=== Exercise goal ===
It is required that all of the data be written out exactly.

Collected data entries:
━━━

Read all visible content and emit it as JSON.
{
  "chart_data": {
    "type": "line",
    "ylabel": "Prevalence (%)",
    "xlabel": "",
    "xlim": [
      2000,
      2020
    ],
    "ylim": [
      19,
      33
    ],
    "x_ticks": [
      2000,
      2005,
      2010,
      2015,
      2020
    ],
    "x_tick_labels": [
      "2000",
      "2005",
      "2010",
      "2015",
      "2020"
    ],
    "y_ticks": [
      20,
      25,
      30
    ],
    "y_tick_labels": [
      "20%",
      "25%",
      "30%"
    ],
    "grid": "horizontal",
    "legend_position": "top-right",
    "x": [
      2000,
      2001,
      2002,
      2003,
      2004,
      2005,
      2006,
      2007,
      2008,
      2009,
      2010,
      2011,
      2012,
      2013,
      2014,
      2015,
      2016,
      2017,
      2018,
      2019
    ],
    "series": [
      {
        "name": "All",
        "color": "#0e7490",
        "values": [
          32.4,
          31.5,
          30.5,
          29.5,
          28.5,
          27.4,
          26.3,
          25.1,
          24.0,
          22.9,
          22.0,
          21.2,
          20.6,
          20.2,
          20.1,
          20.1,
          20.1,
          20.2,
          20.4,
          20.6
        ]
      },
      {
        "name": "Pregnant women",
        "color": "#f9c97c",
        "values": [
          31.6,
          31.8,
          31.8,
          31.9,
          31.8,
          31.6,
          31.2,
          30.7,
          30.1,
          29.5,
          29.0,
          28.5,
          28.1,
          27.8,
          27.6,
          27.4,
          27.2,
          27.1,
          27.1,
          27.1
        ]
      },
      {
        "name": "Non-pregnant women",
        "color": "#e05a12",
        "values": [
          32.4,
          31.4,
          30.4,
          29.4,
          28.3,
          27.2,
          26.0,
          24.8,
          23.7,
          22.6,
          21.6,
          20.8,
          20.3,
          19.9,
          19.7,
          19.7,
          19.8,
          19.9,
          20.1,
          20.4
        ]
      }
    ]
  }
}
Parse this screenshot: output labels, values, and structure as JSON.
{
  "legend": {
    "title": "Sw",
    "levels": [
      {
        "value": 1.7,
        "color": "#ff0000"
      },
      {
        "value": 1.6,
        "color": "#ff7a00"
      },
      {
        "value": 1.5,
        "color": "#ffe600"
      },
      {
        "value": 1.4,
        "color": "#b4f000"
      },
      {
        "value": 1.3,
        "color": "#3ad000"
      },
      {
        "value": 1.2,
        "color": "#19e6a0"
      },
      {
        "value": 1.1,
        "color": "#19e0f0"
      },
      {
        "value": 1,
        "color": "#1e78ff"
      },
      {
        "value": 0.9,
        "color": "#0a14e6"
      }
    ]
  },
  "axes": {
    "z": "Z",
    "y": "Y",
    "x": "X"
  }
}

━━━

=== Worked solution ===
Read all visible content and emit it as JSON.
{
  "chart_data": {
    "type": "line",
    "ylabel": "Prevalence (%)",
    "xlabel": "",
    "xlim": [
      2000,
      2020
    ],
    "ylim": [
      19,
      33
    ],
    "x_ticks": [
      2000,
      2005,
      2010,
      2015,
      2020
    ],
    "x_tick_labels": [
      "2000",
      "2005",
      "2010",
      "2015",
      "2020"
    ],
    "y_ticks": [
      20,
      25,
      30
    ],
    "y_tick_labels": [
      "20%",
      "25%",
      "30%"
    ],
    "grid": "horizontal",
    "legend_position": "top-right",
    "x": [
      2000,
      2001,
      2002,
      2003,
      2004,
      2005,
      2006,
      2007,
      2008,
      2009,
      2010,
      2011,
      2012,
      2013,
      2014,
      2015,
      2016,
      2017,
      2018,
      2019
    ],
    "series": [
      {
        "name": "All",
        "color": "#0e7490",
        "values": [
          32.4,
          31.5,
          30.5,
          29.5,
          28.5,
          27.4,
          26.3,
          25.1,
          24.0,
          22.9,
          22.0,
          21.2,
          20.6,
          20.2,
          20.1,
          20.1,
          20.1,
          20.2,
          20.4,
          20.6
        ]
      },
      {
        "name": "Pregnant women",
        "color": "#f9c97c",
        "values": [
          31.6,
          31.8,
          31.8,
          31.9,
          31.8,
          31.6,
          31.2,
          30.7,
          30.1,
          29.5,
          29.0,
          28.5,
          28.1,
          27.8,
          27.6,
          27.4,
          27.2,
          27.1,
          27.1,
          27.1
        ]
      },
      {
        "name": "Non-pregnant women",
        "color": "#e05a12",
        "values": [
          32.4,
          31.4,
          30.4,
          29.4,
          28.3,
          27.2,
          26.0,
          24.8,
          23.7,
          22.6,
          21.6,
          20.8,
          20.3,
          19.9,
          19.7,
          19.7,
          19.8,
          19.9,
          20.1,
          20.4
        ]
      }
    ]
  }
}
Parse this screenshot: output labels, values, and structure as JSON.
{
  "legend": {
    "title": "Sw",
    "levels": [
      {
        "value": 1.7,
        "color": "#ff0000"
      },
      {
        "value": 1.6,
        "color": "#ff7a00"
      },
      {
        "value": 1.5,
        "color": "#ffe600"
      },
      {
        "value": 1.4,
        "color": "#b4f000"
      },
      {
        "value": 1.3,
        "color": "#3ad000"
      },
      {
        "value": 1.2,
        "color": "#19e6a0"
      },
      {
        "value": 1.1,
        "color": "#19e0f0"
      },
      {
        "value": 1,
        "color": "#1e78ff"
      },
      {
        "value": 0.9,
        "color": "#0a14e6"
      }
    ]
  },
  "axes": {
    "z": "Z",
    "y": "Y",
    "x": "X"
  }
}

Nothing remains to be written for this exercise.